**TASK TO COMPLETE:** Carry none of the pictures over; set down the material below exactly.

Data listing:
[start]

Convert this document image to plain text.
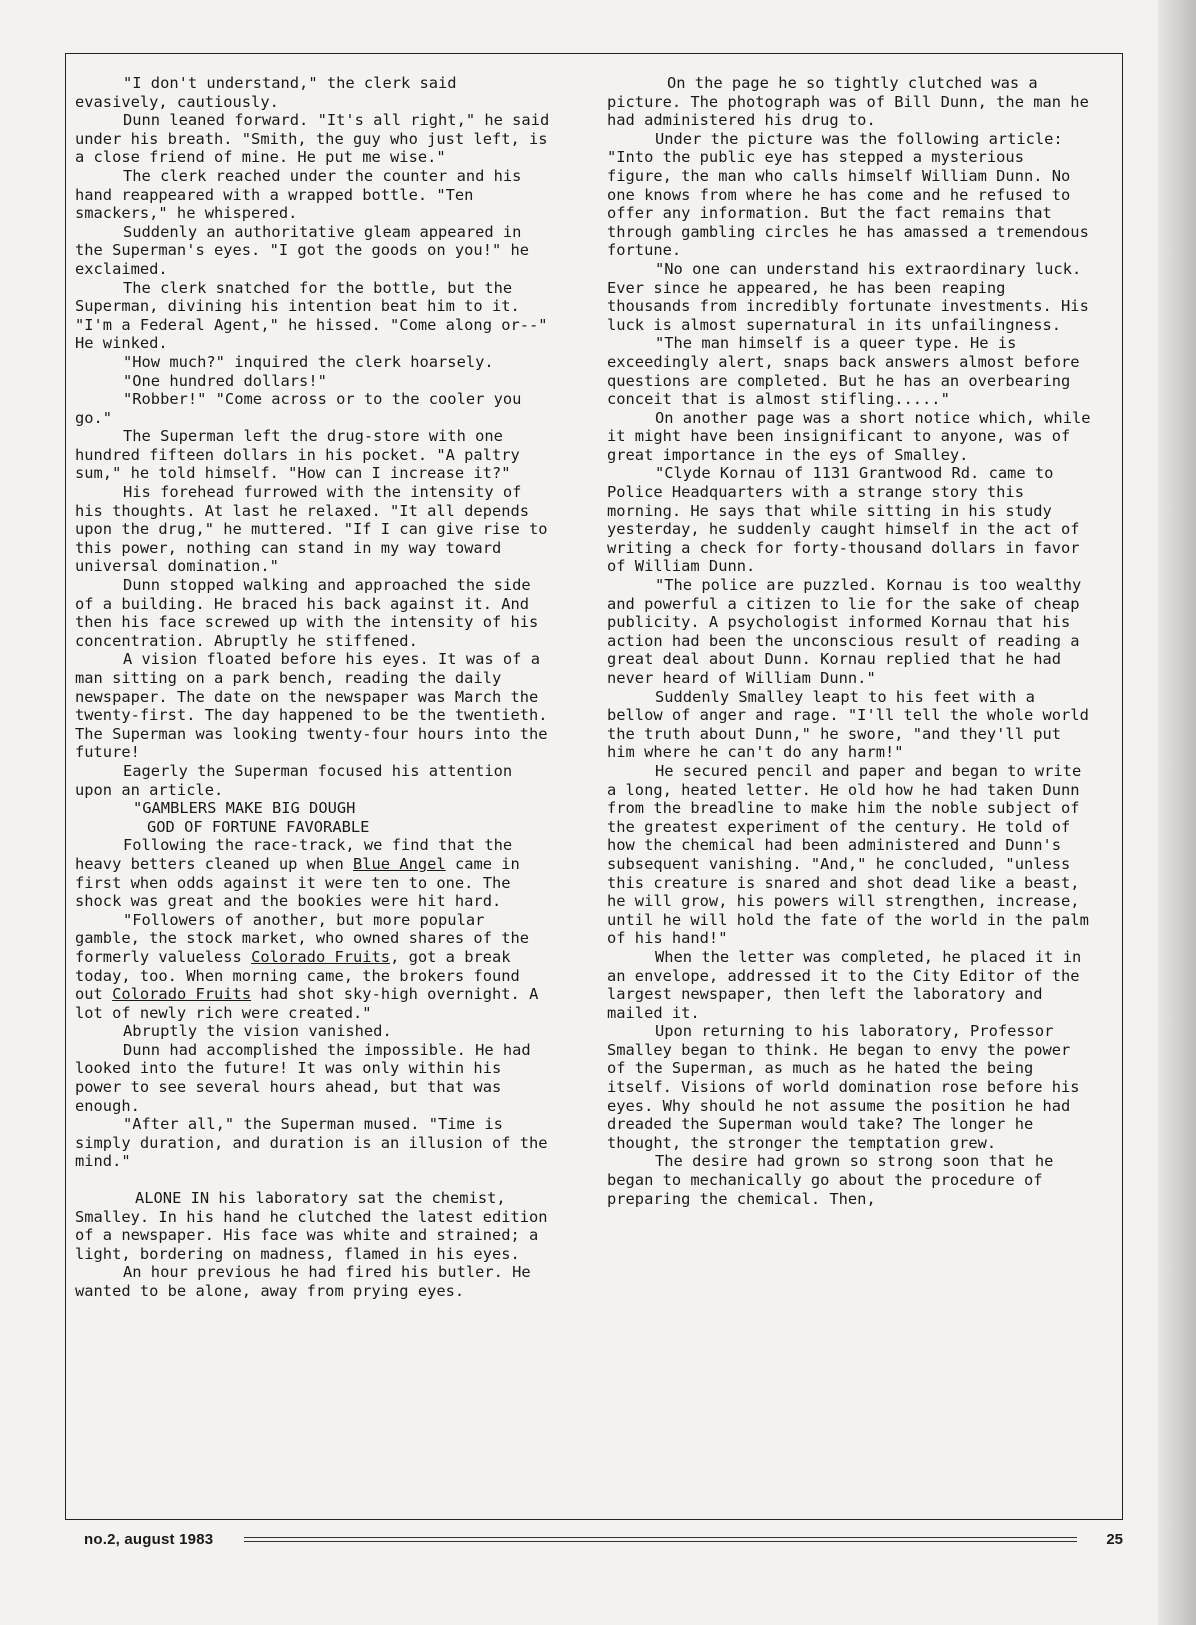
"I don't understand," the clerk said evasively, cautiously.

Dunn leaned forward. "It's all right," he said under his breath. "Smith, the guy who just left, is a close friend of mine. He put me wise."

The clerk reached under the counter and his hand reappeared with a wrapped bottle. "Ten smackers," he whispered.

Suddenly an authoritative gleam appeared in the Superman's eyes. "I got the goods on you!" he exclaimed.

The clerk snatched for the bottle, but the Superman, divining his intention beat him to it. "I'm a Federal Agent," he hissed. "Come along or--" He winked.

"How much?" inquired the clerk hoarsely.

"One hundred dollars!"

"Robber!" "Come across or to the cooler you go."

The Superman left the drug-store with one hundred fifteen dollars in his pocket. "A paltry sum," he told himself. "How can I increase it?"

His forehead furrowed with the intensity of his thoughts. At last he relaxed. "It all depends upon the drug," he muttered. "If I can give rise to this power, nothing can stand in my way toward universal domination."

Dunn stopped walking and approached the side of a building. He braced his back against it. And then his face screwed up with the intensity of his concentration. Abruptly he stiffened.

A vision floated before his eyes. It was of a man sitting on a park bench, reading the daily newspaper. The date on the newspaper was March the twenty-first. The day happened to be the twentieth. The Superman was looking twenty-four hours into the future!

Eagerly the Superman focused his attention upon an article.

"GAMBLERS MAKE BIG DOUGH

GOD OF FORTUNE FAVORABLE

Following the race-track, we find that the heavy betters cleaned up when Blue Angel came in first when odds against it were ten to one. The shock was great and the bookies were hit hard.

"Followers of another, but more popular gamble, the stock market, who owned shares of the formerly valueless Colorado Fruits, got a break today, too. When morning came, the brokers found out Colorado Fruits had shot sky-high overnight. A lot of newly rich were created."

Abruptly the vision vanished.

Dunn had accomplished the impossible. He had looked into the future! It was only within his power to see several hours ahead, but that was enough.

"After all," the Superman mused. "Time is simply duration, and duration is an illusion of the mind."

ALONE IN his laboratory sat the chemist, Smalley. In his hand he clutched the latest edition of a newspaper. His face was white and strained; a light, bordering on madness, flamed in his eyes.

An hour previous he had fired his butler. He wanted to be alone, away from prying eyes.

On the page he so tightly clutched was a picture. The photograph was of Bill Dunn, the man he had administered his drug to.

Under the picture was the following article: "Into the public eye has stepped a mysterious figure, the man who calls himself William Dunn. No one knows from where he has come and he refused to offer any information. But the fact remains that through gambling circles he has amassed a tremendous fortune.

"No one can understand his extraordinary luck. Ever since he appeared, he has been reaping thousands from incredibly fortunate investments. His luck is almost supernatural in its unfailingness.

"The man himself is a queer type. He is exceedingly alert, snaps back answers almost before questions are completed. But he has an overbearing conceit that is almost stifling....."

On another page was a short notice which, while it might have been insignificant to anyone, was of great importance in the eys of Smalley.

"Clyde Kornau of 1131 Grantwood Rd. came to Police Headquarters with a strange story this morning. He says that while sitting in his study yesterday, he suddenly caught himself in the act of writing a check for forty-thousand dollars in favor of William Dunn.

"The police are puzzled. Kornau is too wealthy and powerful a citizen to lie for the sake of cheap publicity. A psychologist informed Kornau that his action had been the unconscious result of reading a great deal about Dunn. Kornau replied that he had never heard of William Dunn."

Suddenly Smalley leapt to his feet with a bellow of anger and rage. "I'll tell the whole world the truth about Dunn," he swore, "and they'll put him where he can't do any harm!"

He secured pencil and paper and began to write a long, heated letter. He old how he had taken Dunn from the breadline to make him the noble subject of the greatest experiment of the century. He told of how the chemical had been administered and Dunn's subsequent vanishing. "And," he concluded, "unless this creature is snared and shot dead like a beast, he will grow, his powers will strengthen, increase, until he will hold the fate of the world in the palm of his hand!"

When the letter was completed, he placed it in an envelope, addressed it to the City Editor of the largest newspaper, then left the laboratory and mailed it.

Upon returning to his laboratory, Professor Smalley began to think. He began to envy the power of the Superman, as much as he hated the being itself. Visions of world domination rose before his eyes. Why should he not assume the position he had dreaded the Superman would take? The longer he thought, the stronger the temptation grew.

The desire had grown so strong soon that he began to mechanically go about the procedure of preparing the chemical. Then,

no.2, august 1983	25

[end]

**ANSWER TO THE TASK:**
Convert this document image to plain text.
"I don't understand," the clerk said evasively, cautiously.

Dunn leaned forward. "It's all right," he said under his breath. "Smith, the guy who just left, is a close friend of mine. He put me wise."

The clerk reached under the counter and his hand reappeared with a wrapped bottle. "Ten smackers," he whispered.

Suddenly an authoritative gleam appeared in the Superman's eyes. "I got the goods on you!" he exclaimed.

The clerk snatched for the bottle, but the Superman, divining his intention beat him to it. "I'm a Federal Agent," he hissed. "Come along or--" He winked.

"How much?" inquired the clerk hoarsely.

"One hundred dollars!"

"Robber!" "Come across or to the cooler you go."

The Superman left the drug-store with one hundred fifteen dollars in his pocket. "A paltry sum," he told himself. "How can I increase it?"

His forehead furrowed with the intensity of his thoughts. At last he relaxed. "It all depends upon the drug," he muttered. "If I can give rise to this power, nothing can stand in my way toward universal domination."

Dunn stopped walking and approached the side of a building. He braced his back against it. And then his face screwed up with the intensity of his concentration. Abruptly he stiffened.

A vision floated before his eyes. It was of a man sitting on a park bench, reading the daily newspaper. The date on the newspaper was March the twenty-first. The day happened to be the twentieth. The Superman was looking twenty-four hours into the future!

Eagerly the Superman focused his attention upon an article.

"GAMBLERS MAKE BIG DOUGH

GOD OF FORTUNE FAVORABLE

Following the race-track, we find that the heavy betters cleaned up when Blue Angel came in first when odds against it were ten to one. The shock was great and the bookies were hit hard.

"Followers of another, but more popular gamble, the stock market, who owned shares of the formerly valueless Colorado Fruits, got a break today, too. When morning came, the brokers found out Colorado Fruits had shot sky-high overnight. A lot of newly rich were created."

Abruptly the vision vanished.

Dunn had accomplished the impossible. He had looked into the future! It was only within his power to see several hours ahead, but that was enough.

"After all," the Superman mused. "Time is simply duration, and duration is an illusion of the mind."

ALONE IN his laboratory sat the chemist, Smalley. In his hand he clutched the latest edition of a newspaper. His face was white and strained; a light, bordering on madness, flamed in his eyes.

An hour previous he had fired his butler. He wanted to be alone, away from prying eyes.

On the page he so tightly clutched was a picture. The photograph was of Bill Dunn, the man he had administered his drug to.

Under the picture was the following article: "Into the public eye has stepped a mysterious figure, the man who calls himself William Dunn. No one knows from where he has come and he refused to offer any information. But the fact remains that through gambling circles he has amassed a tremendous fortune.

"No one can understand his extraordinary luck. Ever since he appeared, he has been reaping thousands from incredibly fortunate investments. His luck is almost supernatural in its unfailingness.

"The man himself is a queer type. He is exceedingly alert, snaps back answers almost before questions are completed. But he has an overbearing conceit that is almost stifling....."

On another page was a short notice which, while it might have been insignificant to anyone, was of great importance in the eys of Smalley.

"Clyde Kornau of 1131 Grantwood Rd. came to Police Headquarters with a strange story this morning. He says that while sitting in his study yesterday, he suddenly caught himself in the act of writing a check for forty-thousand dollars in favor of William Dunn.

"The police are puzzled. Kornau is too wealthy and powerful a citizen to lie for the sake of cheap publicity. A psychologist informed Kornau that his action had been the unconscious result of reading a great deal about Dunn. Kornau replied that he had never heard of William Dunn."

Suddenly Smalley leapt to his feet with a bellow of anger and rage. "I'll tell the whole world the truth about Dunn," he swore, "and they'll put him where he can't do any harm!"

He secured pencil and paper and began to write a long, heated letter. He old how he had taken Dunn from the breadline to make him the noble subject of the greatest experiment of the century. He told of how the chemical had been administered and Dunn's subsequent vanishing. "And," he concluded, "unless this creature is snared and shot dead like a beast, he will grow, his powers will strengthen, increase, until he will hold the fate of the world in the palm of his hand!"

When the letter was completed, he placed it in an envelope, addressed it to the City Editor of the largest newspaper, then left the laboratory and mailed it.

Upon returning to his laboratory, Professor Smalley began to think. He began to envy the power of the Superman, as much as he hated the being itself. Visions of world domination rose before his eyes. Why should he not assume the position he had dreaded the Superman would take? The longer he thought, the stronger the temptation grew.

The desire had grown so strong soon that he began to mechanically go about the procedure of preparing the chemical. Then,

no.2, august 1983	25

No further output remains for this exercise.